▶ _Collected data_
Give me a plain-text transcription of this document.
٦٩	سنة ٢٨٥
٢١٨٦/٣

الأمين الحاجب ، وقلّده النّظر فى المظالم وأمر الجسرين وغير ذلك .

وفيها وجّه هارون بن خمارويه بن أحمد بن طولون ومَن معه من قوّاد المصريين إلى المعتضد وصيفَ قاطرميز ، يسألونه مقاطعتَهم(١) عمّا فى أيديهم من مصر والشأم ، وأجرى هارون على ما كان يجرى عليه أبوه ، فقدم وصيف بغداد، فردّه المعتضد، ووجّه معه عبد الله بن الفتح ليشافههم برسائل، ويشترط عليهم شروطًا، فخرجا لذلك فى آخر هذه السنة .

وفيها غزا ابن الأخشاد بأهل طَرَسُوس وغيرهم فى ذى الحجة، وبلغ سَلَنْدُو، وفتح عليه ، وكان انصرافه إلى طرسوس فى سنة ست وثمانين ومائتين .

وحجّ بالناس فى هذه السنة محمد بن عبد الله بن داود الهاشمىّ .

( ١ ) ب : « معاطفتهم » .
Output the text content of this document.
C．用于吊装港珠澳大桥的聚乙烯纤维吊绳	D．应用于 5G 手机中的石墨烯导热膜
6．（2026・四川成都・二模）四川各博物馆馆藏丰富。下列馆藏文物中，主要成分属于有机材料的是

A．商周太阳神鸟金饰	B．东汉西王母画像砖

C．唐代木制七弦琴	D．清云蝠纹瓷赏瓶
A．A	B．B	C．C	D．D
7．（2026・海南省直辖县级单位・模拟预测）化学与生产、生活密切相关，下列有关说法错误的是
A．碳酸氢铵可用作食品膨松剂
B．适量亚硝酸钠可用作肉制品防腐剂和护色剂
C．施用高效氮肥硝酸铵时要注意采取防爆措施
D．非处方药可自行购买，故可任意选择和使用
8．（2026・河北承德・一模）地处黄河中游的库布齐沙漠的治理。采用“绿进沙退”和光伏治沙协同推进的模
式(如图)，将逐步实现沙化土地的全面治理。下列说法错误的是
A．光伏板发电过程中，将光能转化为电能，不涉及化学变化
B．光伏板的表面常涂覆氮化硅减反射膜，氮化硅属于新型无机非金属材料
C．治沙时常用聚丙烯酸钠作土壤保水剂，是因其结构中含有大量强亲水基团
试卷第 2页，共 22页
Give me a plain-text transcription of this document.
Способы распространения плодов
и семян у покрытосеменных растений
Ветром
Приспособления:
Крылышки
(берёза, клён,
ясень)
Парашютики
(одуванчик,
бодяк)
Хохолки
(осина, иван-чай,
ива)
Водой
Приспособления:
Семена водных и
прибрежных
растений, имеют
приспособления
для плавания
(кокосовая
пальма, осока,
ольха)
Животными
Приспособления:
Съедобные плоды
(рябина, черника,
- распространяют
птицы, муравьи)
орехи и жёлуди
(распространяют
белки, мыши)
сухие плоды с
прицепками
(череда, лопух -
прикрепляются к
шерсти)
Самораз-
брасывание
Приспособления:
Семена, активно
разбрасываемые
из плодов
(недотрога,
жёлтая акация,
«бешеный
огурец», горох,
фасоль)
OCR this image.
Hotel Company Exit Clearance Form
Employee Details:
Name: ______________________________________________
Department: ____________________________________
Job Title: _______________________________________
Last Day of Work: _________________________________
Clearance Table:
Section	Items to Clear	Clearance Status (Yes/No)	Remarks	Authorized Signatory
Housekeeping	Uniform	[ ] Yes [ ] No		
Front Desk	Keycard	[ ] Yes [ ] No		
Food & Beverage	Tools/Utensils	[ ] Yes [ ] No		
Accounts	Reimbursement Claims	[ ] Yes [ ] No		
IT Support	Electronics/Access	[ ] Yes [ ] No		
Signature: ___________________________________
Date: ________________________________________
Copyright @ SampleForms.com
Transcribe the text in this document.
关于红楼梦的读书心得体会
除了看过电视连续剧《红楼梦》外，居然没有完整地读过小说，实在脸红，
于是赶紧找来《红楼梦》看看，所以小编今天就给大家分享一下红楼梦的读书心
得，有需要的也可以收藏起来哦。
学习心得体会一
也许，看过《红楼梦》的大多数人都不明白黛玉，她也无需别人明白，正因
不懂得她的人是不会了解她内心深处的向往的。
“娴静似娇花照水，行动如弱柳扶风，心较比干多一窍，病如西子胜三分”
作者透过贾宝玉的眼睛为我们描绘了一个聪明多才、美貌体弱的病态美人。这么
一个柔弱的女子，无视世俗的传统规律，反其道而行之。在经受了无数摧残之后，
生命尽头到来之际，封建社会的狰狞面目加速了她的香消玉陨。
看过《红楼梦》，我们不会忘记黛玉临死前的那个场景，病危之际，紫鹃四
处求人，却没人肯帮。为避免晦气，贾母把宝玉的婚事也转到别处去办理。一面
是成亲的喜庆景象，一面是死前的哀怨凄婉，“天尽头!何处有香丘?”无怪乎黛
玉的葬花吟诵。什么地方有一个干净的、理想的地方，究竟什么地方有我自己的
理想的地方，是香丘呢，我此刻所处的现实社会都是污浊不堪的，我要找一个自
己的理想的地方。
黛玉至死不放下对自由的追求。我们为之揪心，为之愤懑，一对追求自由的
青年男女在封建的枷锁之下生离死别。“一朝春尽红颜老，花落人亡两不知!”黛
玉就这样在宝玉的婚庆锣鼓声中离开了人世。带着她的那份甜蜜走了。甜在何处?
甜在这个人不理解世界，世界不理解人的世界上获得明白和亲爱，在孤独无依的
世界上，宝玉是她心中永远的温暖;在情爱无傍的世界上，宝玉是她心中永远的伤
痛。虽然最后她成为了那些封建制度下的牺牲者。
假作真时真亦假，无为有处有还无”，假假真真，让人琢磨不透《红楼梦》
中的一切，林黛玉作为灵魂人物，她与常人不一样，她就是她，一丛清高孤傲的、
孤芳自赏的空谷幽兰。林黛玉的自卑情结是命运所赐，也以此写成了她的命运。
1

▶ _Problem requirements_
Find the lines that include the string "растений", then copy each of them.

▶ _Result of this task_
и семян у покрытосеменных растений
растений, имеют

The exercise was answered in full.